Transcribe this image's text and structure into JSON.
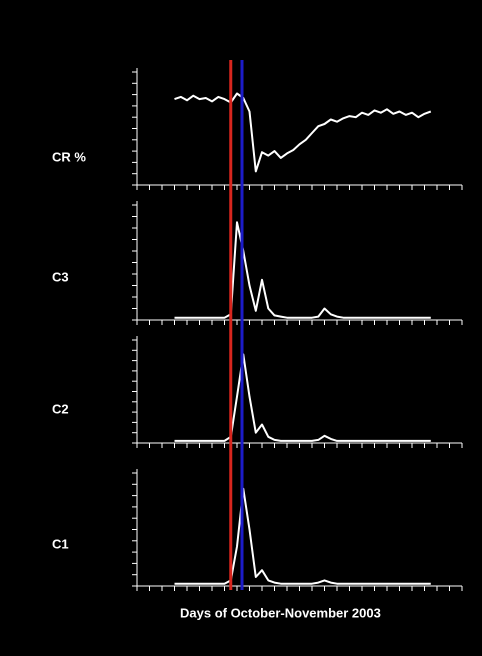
{
  "chart_data": [
    {
      "type": "line",
      "y_label": "CR %",
      "xlim": [
        0,
        26
      ],
      "xticks": [
        0,
        1,
        2,
        3,
        4,
        5,
        6,
        7,
        8,
        9,
        10,
        11,
        12,
        13,
        14,
        15,
        16,
        17,
        18,
        19,
        20,
        21,
        22,
        23,
        24,
        25,
        26
      ],
      "ylim": [
        0,
        10
      ],
      "yticks": [
        0,
        1,
        2,
        3,
        4,
        5,
        6,
        7,
        8,
        9,
        10
      ],
      "x": [
        3,
        3.5,
        4,
        4.5,
        5,
        5.5,
        6,
        6.5,
        7,
        7.5,
        8,
        8.5,
        9,
        9.5,
        10,
        10.5,
        11,
        11.5,
        12,
        12.5,
        13,
        13.5,
        14,
        14.5,
        15,
        15.5,
        16,
        16.5,
        17,
        17.5,
        18,
        18.5,
        19,
        19.5,
        20,
        20.5,
        21,
        21.5,
        22,
        22.5,
        23,
        23.5
      ],
      "series": [
        {
          "color": "#ffffff",
          "values": [
            7.6,
            7.8,
            7.5,
            7.9,
            7.6,
            7.7,
            7.4,
            7.8,
            7.6,
            7.3,
            8.1,
            7.7,
            6.5,
            1.2,
            2.9,
            2.6,
            3.0,
            2.4,
            2.8,
            3.1,
            3.6,
            4.0,
            4.6,
            5.2,
            5.4,
            5.8,
            5.6,
            5.9,
            6.1,
            6.0,
            6.4,
            6.2,
            6.6,
            6.4,
            6.7,
            6.3,
            6.5,
            6.2,
            6.4,
            6.0,
            6.3,
            6.5
          ]
        }
      ]
    },
    {
      "type": "line",
      "y_label": "C3",
      "xlim": [
        0,
        26
      ],
      "xticks": [
        0,
        1,
        2,
        3,
        4,
        5,
        6,
        7,
        8,
        9,
        10,
        11,
        12,
        13,
        14,
        15,
        16,
        17,
        18,
        19,
        20,
        21,
        22,
        23,
        24,
        25,
        26
      ],
      "ylim": [
        0,
        10
      ],
      "yticks": [
        0,
        1,
        2,
        3,
        4,
        5,
        6,
        7,
        8,
        9,
        10
      ],
      "x": [
        3,
        3.5,
        4,
        4.5,
        5,
        5.5,
        6,
        6.5,
        7,
        7.5,
        8,
        8.5,
        9,
        9.5,
        10,
        10.5,
        11,
        11.5,
        12,
        12.5,
        13,
        13.5,
        14,
        14.5,
        15,
        15.5,
        16,
        16.5,
        17,
        17.5,
        18,
        18.5,
        19,
        19.5,
        20,
        20.5,
        21,
        21.5,
        22,
        22.5,
        23,
        23.5
      ],
      "series": [
        {
          "color": "#ffffff",
          "values": [
            0.2,
            0.2,
            0.2,
            0.2,
            0.2,
            0.2,
            0.2,
            0.2,
            0.2,
            0.5,
            8.5,
            6.0,
            3.0,
            0.8,
            3.5,
            1.0,
            0.4,
            0.3,
            0.2,
            0.2,
            0.2,
            0.2,
            0.2,
            0.3,
            1.0,
            0.5,
            0.3,
            0.2,
            0.2,
            0.2,
            0.2,
            0.2,
            0.2,
            0.2,
            0.2,
            0.2,
            0.2,
            0.2,
            0.2,
            0.2,
            0.2,
            0.2
          ]
        }
      ]
    },
    {
      "type": "line",
      "y_label": "C2",
      "xlim": [
        0,
        26
      ],
      "xticks": [
        0,
        1,
        2,
        3,
        4,
        5,
        6,
        7,
        8,
        9,
        10,
        11,
        12,
        13,
        14,
        15,
        16,
        17,
        18,
        19,
        20,
        21,
        22,
        23,
        24,
        25,
        26
      ],
      "ylim": [
        0,
        10
      ],
      "yticks": [
        0,
        1,
        2,
        3,
        4,
        5,
        6,
        7,
        8,
        9,
        10
      ],
      "x": [
        3,
        3.5,
        4,
        4.5,
        5,
        5.5,
        6,
        6.5,
        7,
        7.5,
        8,
        8.5,
        9,
        9.5,
        10,
        10.5,
        11,
        11.5,
        12,
        12.5,
        13,
        13.5,
        14,
        14.5,
        15,
        15.5,
        16,
        16.5,
        17,
        17.5,
        18,
        18.5,
        19,
        19.5,
        20,
        20.5,
        21,
        21.5,
        22,
        22.5,
        23,
        23.5
      ],
      "series": [
        {
          "color": "#ffffff",
          "values": [
            0.2,
            0.2,
            0.2,
            0.2,
            0.2,
            0.2,
            0.2,
            0.2,
            0.2,
            0.6,
            4.5,
            8.6,
            4.5,
            1.0,
            1.8,
            0.6,
            0.3,
            0.2,
            0.2,
            0.2,
            0.2,
            0.2,
            0.2,
            0.3,
            0.7,
            0.4,
            0.2,
            0.2,
            0.2,
            0.2,
            0.2,
            0.2,
            0.2,
            0.2,
            0.2,
            0.2,
            0.2,
            0.2,
            0.2,
            0.2,
            0.2,
            0.2
          ]
        }
      ]
    },
    {
      "type": "line",
      "y_label": "C1",
      "x_label": "Days of October-November 2003",
      "xlim": [
        0,
        26
      ],
      "xticks": [
        0,
        1,
        2,
        3,
        4,
        5,
        6,
        7,
        8,
        9,
        10,
        11,
        12,
        13,
        14,
        15,
        16,
        17,
        18,
        19,
        20,
        21,
        22,
        23,
        24,
        25,
        26
      ],
      "ylim": [
        0,
        10
      ],
      "yticks": [
        0,
        1,
        2,
        3,
        4,
        5,
        6,
        7,
        8,
        9,
        10
      ],
      "x": [
        3,
        3.5,
        4,
        4.5,
        5,
        5.5,
        6,
        6.5,
        7,
        7.5,
        8,
        8.5,
        9,
        9.5,
        10,
        10.5,
        11,
        11.5,
        12,
        12.5,
        13,
        13.5,
        14,
        14.5,
        15,
        15.5,
        16,
        16.5,
        17,
        17.5,
        18,
        18.5,
        19,
        19.5,
        20,
        20.5,
        21,
        21.5,
        22,
        22.5,
        23,
        23.5
      ],
      "series": [
        {
          "color": "#ffffff",
          "values": [
            0.2,
            0.2,
            0.2,
            0.2,
            0.2,
            0.2,
            0.2,
            0.2,
            0.2,
            0.5,
            3.5,
            8.6,
            5.0,
            0.8,
            1.4,
            0.5,
            0.3,
            0.2,
            0.2,
            0.2,
            0.2,
            0.2,
            0.2,
            0.3,
            0.5,
            0.3,
            0.2,
            0.2,
            0.2,
            0.2,
            0.2,
            0.2,
            0.2,
            0.2,
            0.2,
            0.2,
            0.2,
            0.2,
            0.2,
            0.2,
            0.2,
            0.2
          ]
        }
      ]
    }
  ],
  "events": [
    {
      "x": 7.5,
      "color": "#d8261e"
    },
    {
      "x": 8.4,
      "color": "#1c1cc8"
    }
  ]
}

▸ Exercise aim: Each entry above should be reproduced exactly, with the pictures removed.

▸ Result for this exercise:
Transcribe this image's text and structure into JSON.
{
  "chart_data": [
    {
      "type": "line",
      "y_label": "CR %",
      "xlim": [
        0,
        26
      ],
      "xticks": [
        0,
        1,
        2,
        3,
        4,
        5,
        6,
        7,
        8,
        9,
        10,
        11,
        12,
        13,
        14,
        15,
        16,
        17,
        18,
        19,
        20,
        21,
        22,
        23,
        24,
        25,
        26
      ],
      "ylim": [
        0,
        10
      ],
      "yticks": [
        0,
        1,
        2,
        3,
        4,
        5,
        6,
        7,
        8,
        9,
        10
      ],
      "x": [
        3,
        3.5,
        4,
        4.5,
        5,
        5.5,
        6,
        6.5,
        7,
        7.5,
        8,
        8.5,
        9,
        9.5,
        10,
        10.5,
        11,
        11.5,
        12,
        12.5,
        13,
        13.5,
        14,
        14.5,
        15,
        15.5,
        16,
        16.5,
        17,
        17.5,
        18,
        18.5,
        19,
        19.5,
        20,
        20.5,
        21,
        21.5,
        22,
        22.5,
        23,
        23.5
      ],
      "series": [
        {
          "color": "#ffffff",
          "values": [
            7.6,
            7.8,
            7.5,
            7.9,
            7.6,
            7.7,
            7.4,
            7.8,
            7.6,
            7.3,
            8.1,
            7.7,
            6.5,
            1.2,
            2.9,
            2.6,
            3.0,
            2.4,
            2.8,
            3.1,
            3.6,
            4.0,
            4.6,
            5.2,
            5.4,
            5.8,
            5.6,
            5.9,
            6.1,
            6.0,
            6.4,
            6.2,
            6.6,
            6.4,
            6.7,
            6.3,
            6.5,
            6.2,
            6.4,
            6.0,
            6.3,
            6.5
          ]
        }
      ]
    },
    {
      "type": "line",
      "y_label": "C3",
      "xlim": [
        0,
        26
      ],
      "xticks": [
        0,
        1,
        2,
        3,
        4,
        5,
        6,
        7,
        8,
        9,
        10,
        11,
        12,
        13,
        14,
        15,
        16,
        17,
        18,
        19,
        20,
        21,
        22,
        23,
        24,
        25,
        26
      ],
      "ylim": [
        0,
        10
      ],
      "yticks": [
        0,
        1,
        2,
        3,
        4,
        5,
        6,
        7,
        8,
        9,
        10
      ],
      "x": [
        3,
        3.5,
        4,
        4.5,
        5,
        5.5,
        6,
        6.5,
        7,
        7.5,
        8,
        8.5,
        9,
        9.5,
        10,
        10.5,
        11,
        11.5,
        12,
        12.5,
        13,
        13.5,
        14,
        14.5,
        15,
        15.5,
        16,
        16.5,
        17,
        17.5,
        18,
        18.5,
        19,
        19.5,
        20,
        20.5,
        21,
        21.5,
        22,
        22.5,
        23,
        23.5
      ],
      "series": [
        {
          "color": "#ffffff",
          "values": [
            0.2,
            0.2,
            0.2,
            0.2,
            0.2,
            0.2,
            0.2,
            0.2,
            0.2,
            0.5,
            8.5,
            6.0,
            3.0,
            0.8,
            3.5,
            1.0,
            0.4,
            0.3,
            0.2,
            0.2,
            0.2,
            0.2,
            0.2,
            0.3,
            1.0,
            0.5,
            0.3,
            0.2,
            0.2,
            0.2,
            0.2,
            0.2,
            0.2,
            0.2,
            0.2,
            0.2,
            0.2,
            0.2,
            0.2,
            0.2,
            0.2,
            0.2
          ]
        }
      ]
    },
    {
      "type": "line",
      "y_label": "C2",
      "xlim": [
        0,
        26
      ],
      "xticks": [
        0,
        1,
        2,
        3,
        4,
        5,
        6,
        7,
        8,
        9,
        10,
        11,
        12,
        13,
        14,
        15,
        16,
        17,
        18,
        19,
        20,
        21,
        22,
        23,
        24,
        25,
        26
      ],
      "ylim": [
        0,
        10
      ],
      "yticks": [
        0,
        1,
        2,
        3,
        4,
        5,
        6,
        7,
        8,
        9,
        10
      ],
      "x": [
        3,
        3.5,
        4,
        4.5,
        5,
        5.5,
        6,
        6.5,
        7,
        7.5,
        8,
        8.5,
        9,
        9.5,
        10,
        10.5,
        11,
        11.5,
        12,
        12.5,
        13,
        13.5,
        14,
        14.5,
        15,
        15.5,
        16,
        16.5,
        17,
        17.5,
        18,
        18.5,
        19,
        19.5,
        20,
        20.5,
        21,
        21.5,
        22,
        22.5,
        23,
        23.5
      ],
      "series": [
        {
          "color": "#ffffff",
          "values": [
            0.2,
            0.2,
            0.2,
            0.2,
            0.2,
            0.2,
            0.2,
            0.2,
            0.2,
            0.6,
            4.5,
            8.6,
            4.5,
            1.0,
            1.8,
            0.6,
            0.3,
            0.2,
            0.2,
            0.2,
            0.2,
            0.2,
            0.2,
            0.3,
            0.7,
            0.4,
            0.2,
            0.2,
            0.2,
            0.2,
            0.2,
            0.2,
            0.2,
            0.2,
            0.2,
            0.2,
            0.2,
            0.2,
            0.2,
            0.2,
            0.2,
            0.2
          ]
        }
      ]
    },
    {
      "type": "line",
      "y_label": "C1",
      "x_label": "Days of October-November 2003",
      "xlim": [
        0,
        26
      ],
      "xticks": [
        0,
        1,
        2,
        3,
        4,
        5,
        6,
        7,
        8,
        9,
        10,
        11,
        12,
        13,
        14,
        15,
        16,
        17,
        18,
        19,
        20,
        21,
        22,
        23,
        24,
        25,
        26
      ],
      "ylim": [
        0,
        10
      ],
      "yticks": [
        0,
        1,
        2,
        3,
        4,
        5,
        6,
        7,
        8,
        9,
        10
      ],
      "x": [
        3,
        3.5,
        4,
        4.5,
        5,
        5.5,
        6,
        6.5,
        7,
        7.5,
        8,
        8.5,
        9,
        9.5,
        10,
        10.5,
        11,
        11.5,
        12,
        12.5,
        13,
        13.5,
        14,
        14.5,
        15,
        15.5,
        16,
        16.5,
        17,
        17.5,
        18,
        18.5,
        19,
        19.5,
        20,
        20.5,
        21,
        21.5,
        22,
        22.5,
        23,
        23.5
      ],
      "series": [
        {
          "color": "#ffffff",
          "values": [
            0.2,
            0.2,
            0.2,
            0.2,
            0.2,
            0.2,
            0.2,
            0.2,
            0.2,
            0.5,
            3.5,
            8.6,
            5.0,
            0.8,
            1.4,
            0.5,
            0.3,
            0.2,
            0.2,
            0.2,
            0.2,
            0.2,
            0.2,
            0.3,
            0.5,
            0.3,
            0.2,
            0.2,
            0.2,
            0.2,
            0.2,
            0.2,
            0.2,
            0.2,
            0.2,
            0.2,
            0.2,
            0.2,
            0.2,
            0.2,
            0.2,
            0.2
          ]
        }
      ]
    }
  ],
  "events": [
    {
      "x": 7.5,
      "color": "#d8261e"
    },
    {
      "x": 8.4,
      "color": "#1c1cc8"
    }
  ]
}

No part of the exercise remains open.